• **Items**:
═══

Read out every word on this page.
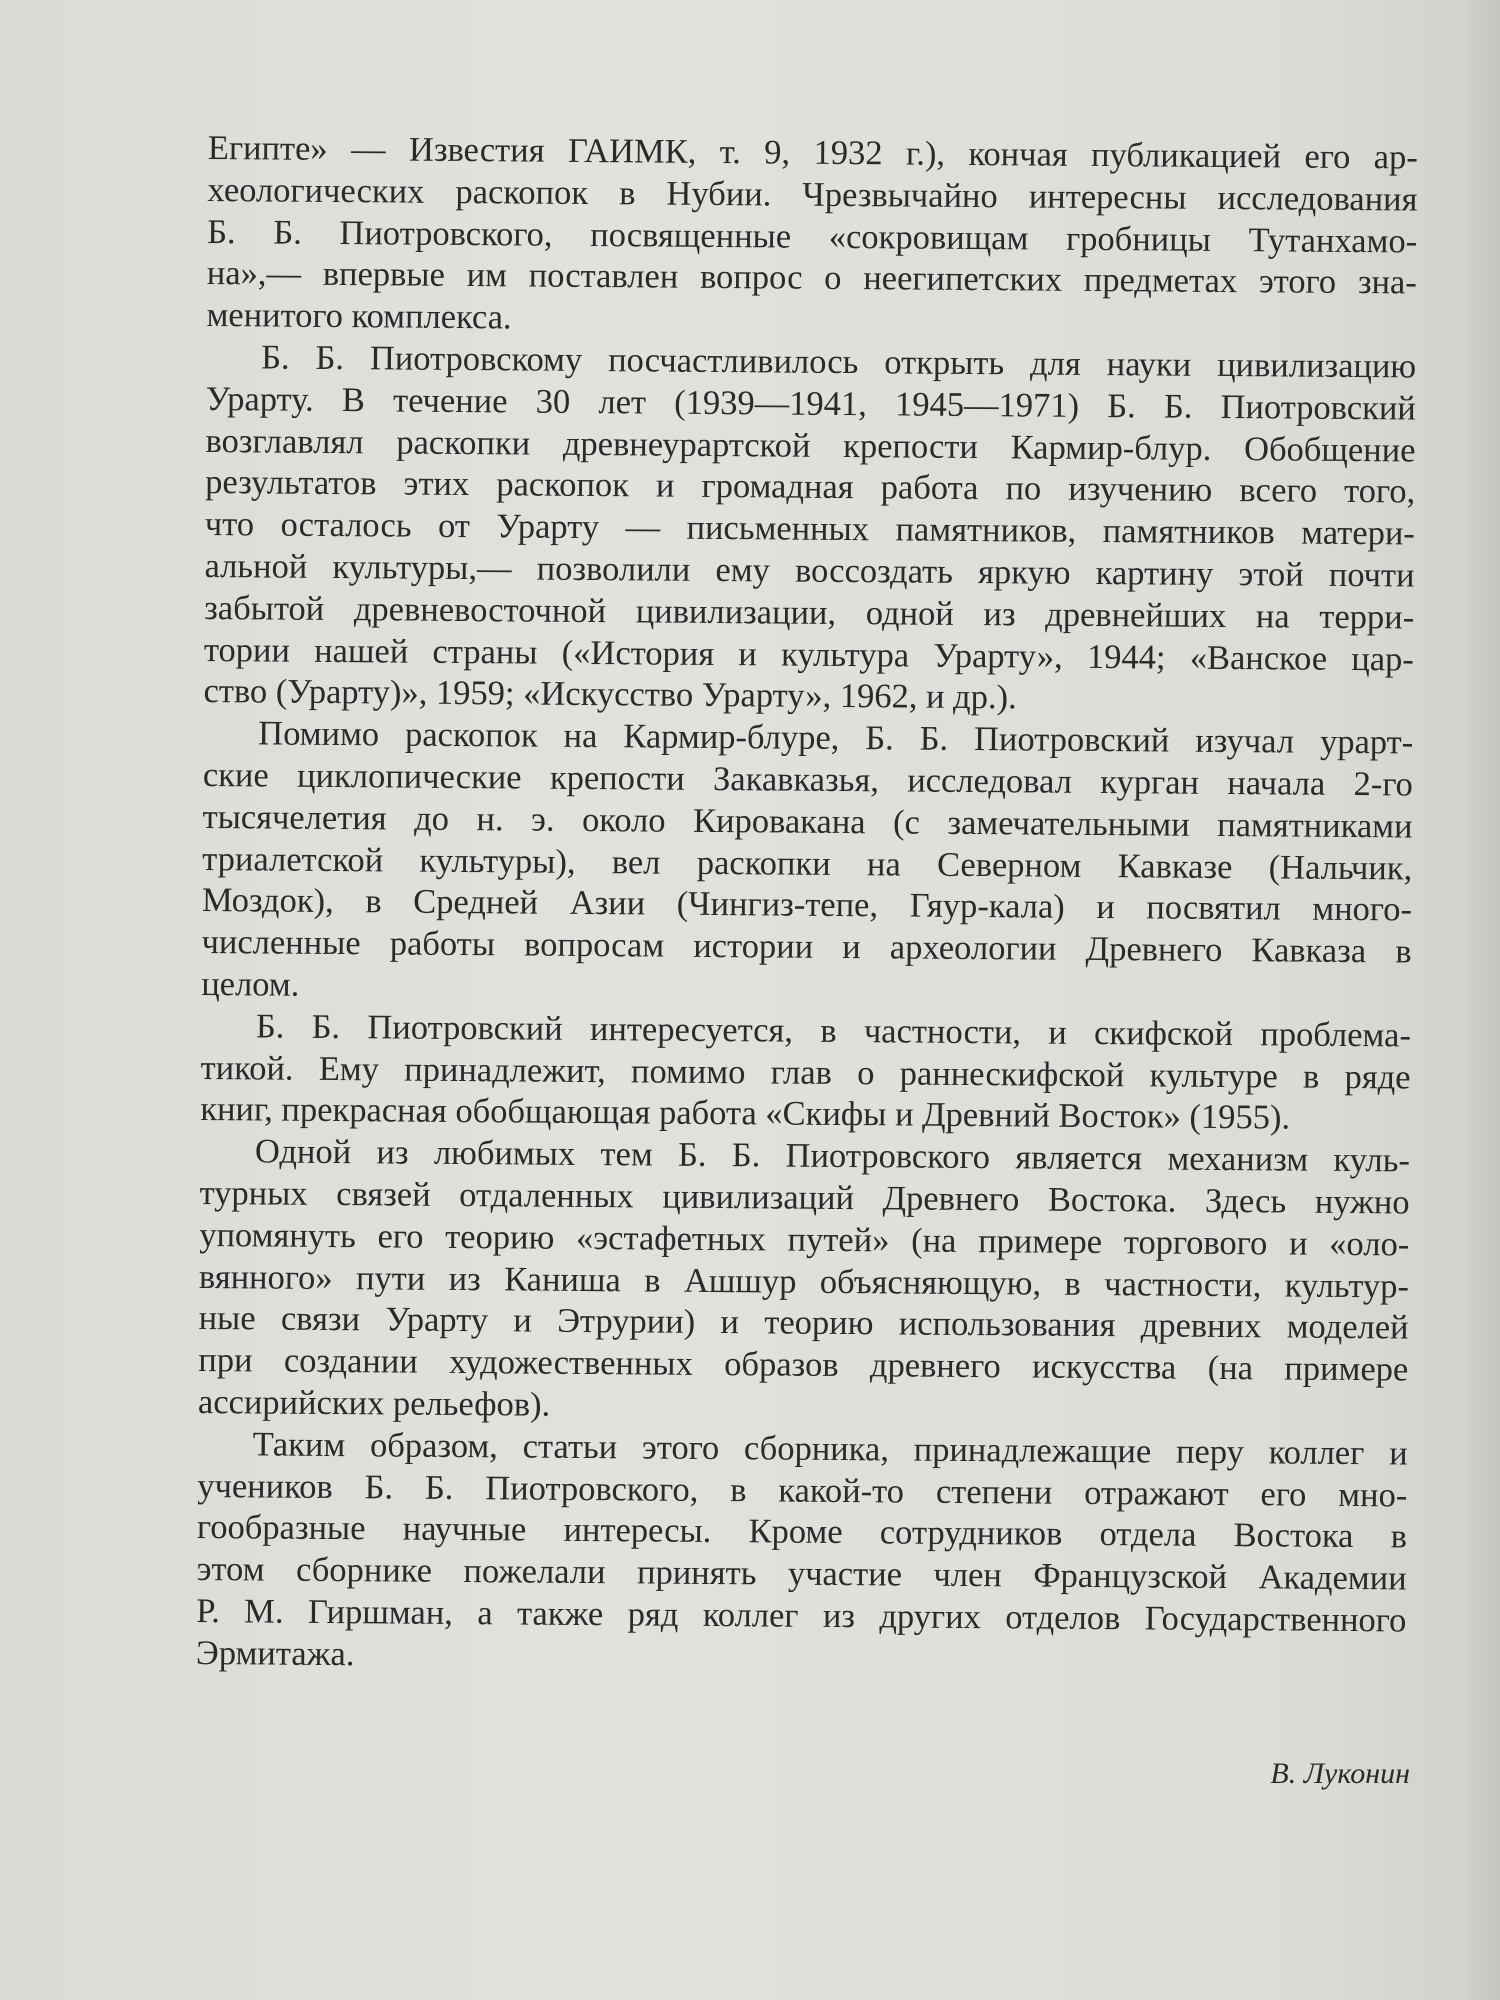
Египте» — Известия ГАИМК, т. 9, 1932 г.), кончая публикацией его ар-
хеологических раскопок в Нубии. Чрезвычайно интересны исследования
Б. Б. Пиотровского, посвященные «сокровищам гробницы Тутанхамо-
на»,— впервые им поставлен вопрос о неегипетских предметах этого зна-
менитого комплекса.
Б. Б. Пиотровскому посчастливилось открыть для науки цивилизацию
Урарту. В течение 30 лет (1939—1941, 1945—1971) Б. Б. Пиотровский
возглавлял раскопки древнеурартской крепости Кармир-блур. Обобщение
результатов этих раскопок и громадная работа по изучению всего того,
что осталось от Урарту — письменных памятников, памятников матери-
альной культуры,— позволили ему воссоздать яркую картину этой почти
забытой древневосточной цивилизации, одной из древнейших на терри-
тории нашей страны («История и культура Урарту», 1944; «Ванское цар-
ство (Урарту)», 1959; «Искусство Урарту», 1962, и др.).
Помимо раскопок на Кармир-блуре, Б. Б. Пиотровский изучал урарт-
ские циклопические крепости Закавказья, исследовал курган начала 2-го
тысячелетия до н. э. около Кировакана (с замечательными памятниками
триалетской культуры), вел раскопки на Северном Кавказе (Нальчик,
Моздок), в Средней Азии (Чингиз-тепе, Гяур-кала) и посвятил много-
численные работы вопросам истории и археологии Древнего Кавказа в
целом.
Б. Б. Пиотровский интересуется, в частности, и скифской проблема-
тикой. Ему принадлежит, помимо глав о раннескифской культуре в ряде
книг, прекрасная обобщающая работа «Скифы и Древний Восток» (1955).
Одной из любимых тем Б. Б. Пиотровского является механизм куль-
турных связей отдаленных цивилизаций Древнего Востока. Здесь нужно
упомянуть его теорию «эстафетных путей» (на примере торгового и «оло-
вянного» пути из Каниша в Ашшур объясняющую, в частности, культур-
ные связи Урарту и Этрурии) и теорию использования древних моделей
при создании художественных образов древнего искусства (на примере
ассирийских рельефов).
Таким образом, статьи этого сборника, принадлежащие перу коллег и
учеников Б. Б. Пиотровского, в какой-то степени отражают его мно-
гообразные научные интересы. Кроме сотрудников отдела Востока в
этом сборнике пожелали принять участие член Французской Академии
Р. М. Гиршман, а также ряд коллег из других отделов Государственного
Эрмитажа.
В. Луконин
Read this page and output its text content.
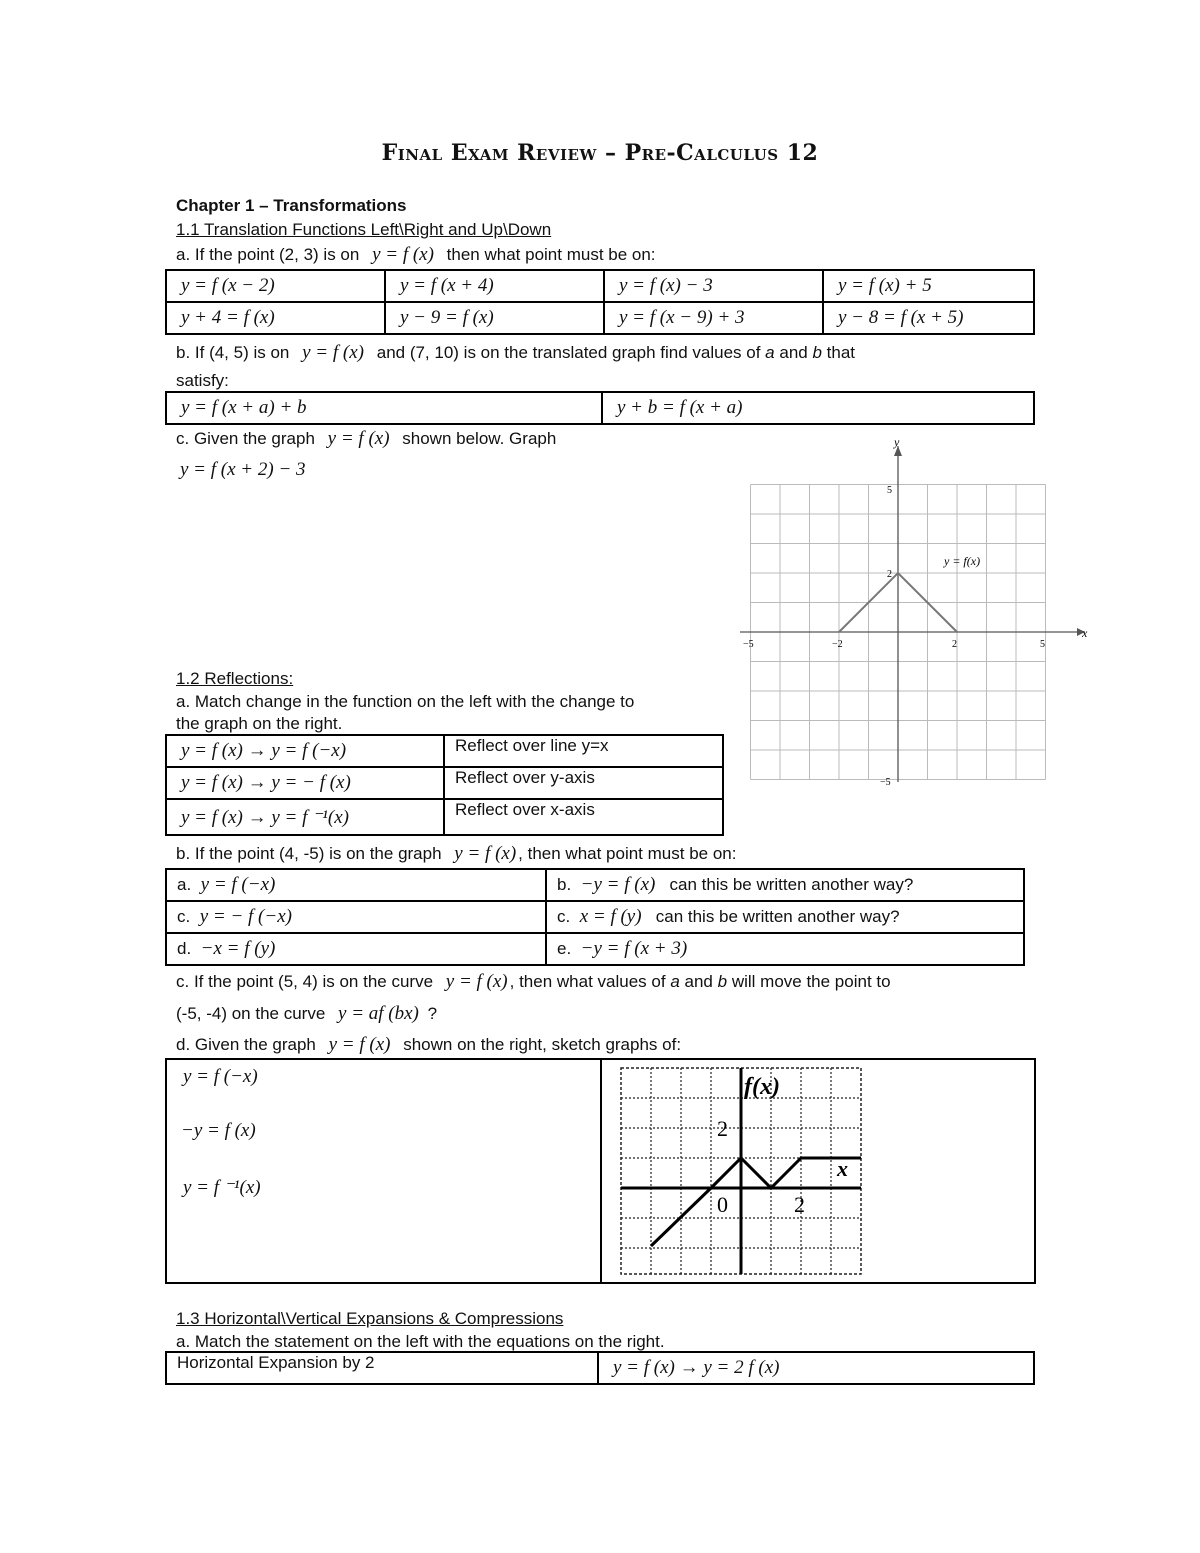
Final Exam Review – Pre-Calculus 12
Chapter 1 – Transformations
1.1 Translation Functions Left\Right and Up\Down
a. If the point (2, 3) is on y = f (x) then what point must be on:
y = f (x − 2)	y = f (x + 4)	y = f (x) − 3	y = f (x) + 5
y + 4 = f (x)	y − 9 = f (x)	y = f (x − 9) + 3	y − 8 = f (x + 5)
b. If (4, 5) is on y = f (x) and (7, 10) is on the translated graph find values of a and b that
satisfy:
y = f (x + a) + b	y + b = f (x + a)
c. Given the graph y = f (x) shown below. Graph
y = f (x + 2) − 3
y
x
5
2
−5
−5	−2	2	5
y = f(x)
1.2 Reflections:
a. Match change in the function on the left with the change to
the graph on the right.
y = f (x) → y = f (−x)	Reflect over line y=x
y = f (x) → y = − f (x)	Reflect over y-axis
y = f (x) → y = f ⁻¹(x)	Reflect over x-axis
b. If the point (4, -5) is on the graph y = f (x) , then what point must be on:
a. y = f (−x)	b. −y = f (x) can this be written another way?
c. y = − f (−x)	c. x = f (y) can this be written another way?
d. −x = f (y)	e. −y = f (x + 3)
c. If the point (5, 4) is on the curve y = f (x) , then what values of a and b will move the point to
(-5, -4) on the curve y = af (bx) ?
d. Given the graph y = f (x) shown on the right, sketch graphs of:
y = f (−x)
−y = f (x)
y = f ⁻¹(x)
f(x)
x
2
0	2
1.3 Horizontal\Vertical Expansions & Compressions
a. Match the statement on the left with the equations on the right.
Horizontal Expansion by 2	y = f (x) → y = 2 f (x)
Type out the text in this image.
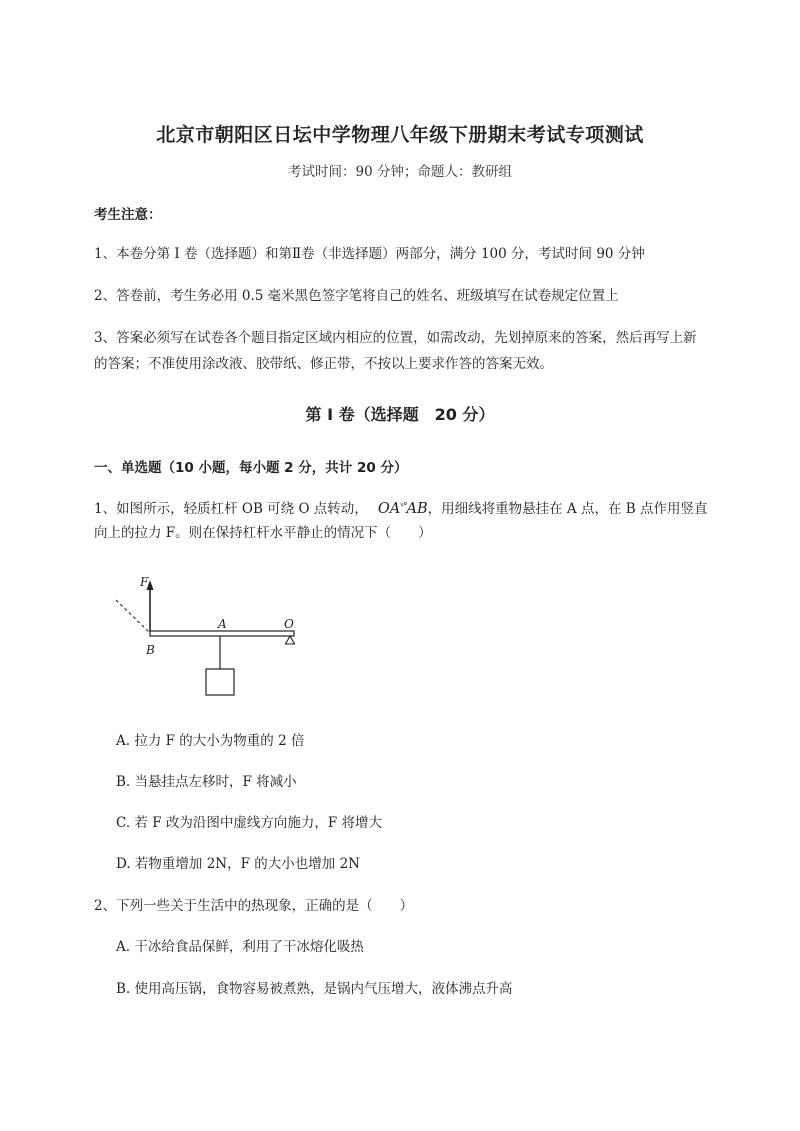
北京市朝阳区日坛中学物理八年级下册期末考试专项测试
考试时间：90 分钟；命题人：教研组
考生注意：
1、本卷分第 I 卷（选择题）和第Ⅱ卷（非选择题）两部分，满分 100 分，考试时间 90 分钟
2、答卷前，考生务必用 0.5 毫米黑色签字笔将自己的姓名、班级填写在试卷规定位置上
3、答案必须写在试卷各个题目指定区域内相应的位置，如需改动，先划掉原来的答案，然后再写上新
的答案；不准使用涂改液、胶带纸、修正带，不按以上要求作答的答案无效。
第 I 卷（选择题　20 分）
一、单选题（10 小题，每小题 2 分，共计 20 分）
1、如图所示，轻质杠杆 OB 可绕 O 点转动， $OA^{ˣ^\circ}AB$，用细线将重物悬挂在 A 点，在 B 点作用竖直
向上的拉力 F。则在保持杠杆水平静止的情况下（　　）
F
O
A
B
A. 拉力 F 的大小为物重的 2 倍
B. 当悬挂点左移时，F 将减小
C. 若 F 改为沿图中虚线方向施力，F 将增大
D. 若物重增加 2N，F 的大小也增加 2N
2、下列一些关于生活中的热现象，正确的是（　　）
A. 干冰给食品保鲜，利用了干冰熔化吸热
B. 使用高压锅，食物容易被煮熟，是锅内气压增大，液体沸点升高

═══

• **Written task**:
Repeat all of the data above word for word, minus the pictures.

• **The answer**:
Read out every word on this page.
Египте» — Известия ГАИМК, т. 9, 1932 г.), кончая публикацией его ар-
хеологических раскопок в Нубии. Чрезвычайно интересны исследования
Б. Б. Пиотровского, посвященные «сокровищам гробницы Тутанхамо-
на»,— впервые им поставлен вопрос о неегипетских предметах этого зна-
менитого комплекса.
Б. Б. Пиотровскому посчастливилось открыть для науки цивилизацию
Урарту. В течение 30 лет (1939—1941, 1945—1971) Б. Б. Пиотровский
возглавлял раскопки древнеурартской крепости Кармир-блур. Обобщение
результатов этих раскопок и громадная работа по изучению всего того,
что осталось от Урарту — письменных памятников, памятников матери-
альной культуры,— позволили ему воссоздать яркую картину этой почти
забытой древневосточной цивилизации, одной из древнейших на терри-
тории нашей страны («История и культура Урарту», 1944; «Ванское цар-
ство (Урарту)», 1959; «Искусство Урарту», 1962, и др.).
Помимо раскопок на Кармир-блуре, Б. Б. Пиотровский изучал урарт-
ские циклопические крепости Закавказья, исследовал курган начала 2-го
тысячелетия до н. э. около Кировакана (с замечательными памятниками
триалетской культуры), вел раскопки на Северном Кавказе (Нальчик,
Моздок), в Средней Азии (Чингиз-тепе, Гяур-кала) и посвятил много-
численные работы вопросам истории и археологии Древнего Кавказа в
целом.
Б. Б. Пиотровский интересуется, в частности, и скифской проблема-
тикой. Ему принадлежит, помимо глав о раннескифской культуре в ряде
книг, прекрасная обобщающая работа «Скифы и Древний Восток» (1955).
Одной из любимых тем Б. Б. Пиотровского является механизм куль-
турных связей отдаленных цивилизаций Древнего Востока. Здесь нужно
упомянуть его теорию «эстафетных путей» (на примере торгового и «оло-
вянного» пути из Каниша в Ашшур объясняющую, в частности, культур-
ные связи Урарту и Этрурии) и теорию использования древних моделей
при создании художественных образов древнего искусства (на примере
ассирийских рельефов).
Таким образом, статьи этого сборника, принадлежащие перу коллег и
учеников Б. Б. Пиотровского, в какой-то степени отражают его мно-
гообразные научные интересы. Кроме сотрудников отдела Востока в
этом сборнике пожелали принять участие член Французской Академии
Р. М. Гиршман, а также ряд коллег из других отделов Государственного
Эрмитажа.
В. Луконин
Read this page and output its text content.
Final Exam Review – Pre-Calculus 12
Chapter 1 – Transformations
1.1 Translation Functions Left\Right and Up\Down
a. If the point (2, 3) is on y = f (x) then what point must be on:
y = f (x − 2)	y = f (x + 4)	y = f (x) − 3	y = f (x) + 5
y + 4 = f (x)	y − 9 = f (x)	y = f (x − 9) + 3	y − 8 = f (x + 5)
b. If (4, 5) is on y = f (x) and (7, 10) is on the translated graph find values of a and b that
satisfy:
y = f (x + a) + b	y + b = f (x + a)
c. Given the graph y = f (x) shown below. Graph
y = f (x + 2) − 3
y
x
5
2
−5
−5	−2	2	5
y = f(x)
1.2 Reflections:
a. Match change in the function on the left with the change to
the graph on the right.
y = f (x) → y = f (−x)	Reflect over line y=x
y = f (x) → y = − f (x)	Reflect over y-axis
y = f (x) → y = f ⁻¹(x)	Reflect over x-axis
b. If the point (4, -5) is on the graph y = f (x) , then what point must be on:
a. y = f (−x)	b. −y = f (x) can this be written another way?
c. y = − f (−x)	c. x = f (y) can this be written another way?
d. −x = f (y)	e. −y = f (x + 3)
c. If the point (5, 4) is on the curve y = f (x) , then what values of a and b will move the point to
(-5, -4) on the curve y = af (bx) ?
d. Given the graph y = f (x) shown on the right, sketch graphs of:
y = f (−x)
−y = f (x)
y = f ⁻¹(x)
f(x)
x
2
0	2
1.3 Horizontal\Vertical Expansions & Compressions
a. Match the statement on the left with the equations on the right.
Horizontal Expansion by 2	y = f (x) → y = 2 f (x)
Type out the text in this image.
北京市朝阳区日坛中学物理八年级下册期末考试专项测试
考试时间：90 分钟；命题人：教研组
考生注意：
1、本卷分第 I 卷（选择题）和第Ⅱ卷（非选择题）两部分，满分 100 分，考试时间 90 分钟
2、答卷前，考生务必用 0.5 毫米黑色签字笔将自己的姓名、班级填写在试卷规定位置上
3、答案必须写在试卷各个题目指定区域内相应的位置，如需改动，先划掉原来的答案，然后再写上新
的答案；不准使用涂改液、胶带纸、修正带，不按以上要求作答的答案无效。
第 I 卷（选择题　20 分）
一、单选题（10 小题，每小题 2 分，共计 20 分）
1、如图所示，轻质杠杆 OB 可绕 O 点转动， $OA^{ˣ^\circ}AB$，用细线将重物悬挂在 A 点，在 B 点作用竖直
向上的拉力 F。则在保持杠杆水平静止的情况下（　　）
F
O
A
B
A. 拉力 F 的大小为物重的 2 倍
B. 当悬挂点左移时，F 将减小
C. 若 F 改为沿图中虚线方向施力，F 将增大
D. 若物重增加 2N，F 的大小也增加 2N
2、下列一些关于生活中的热现象，正确的是（　　）
A. 干冰给食品保鲜，利用了干冰熔化吸热
B. 使用高压锅，食物容易被煮熟，是锅内气压增大，液体沸点升高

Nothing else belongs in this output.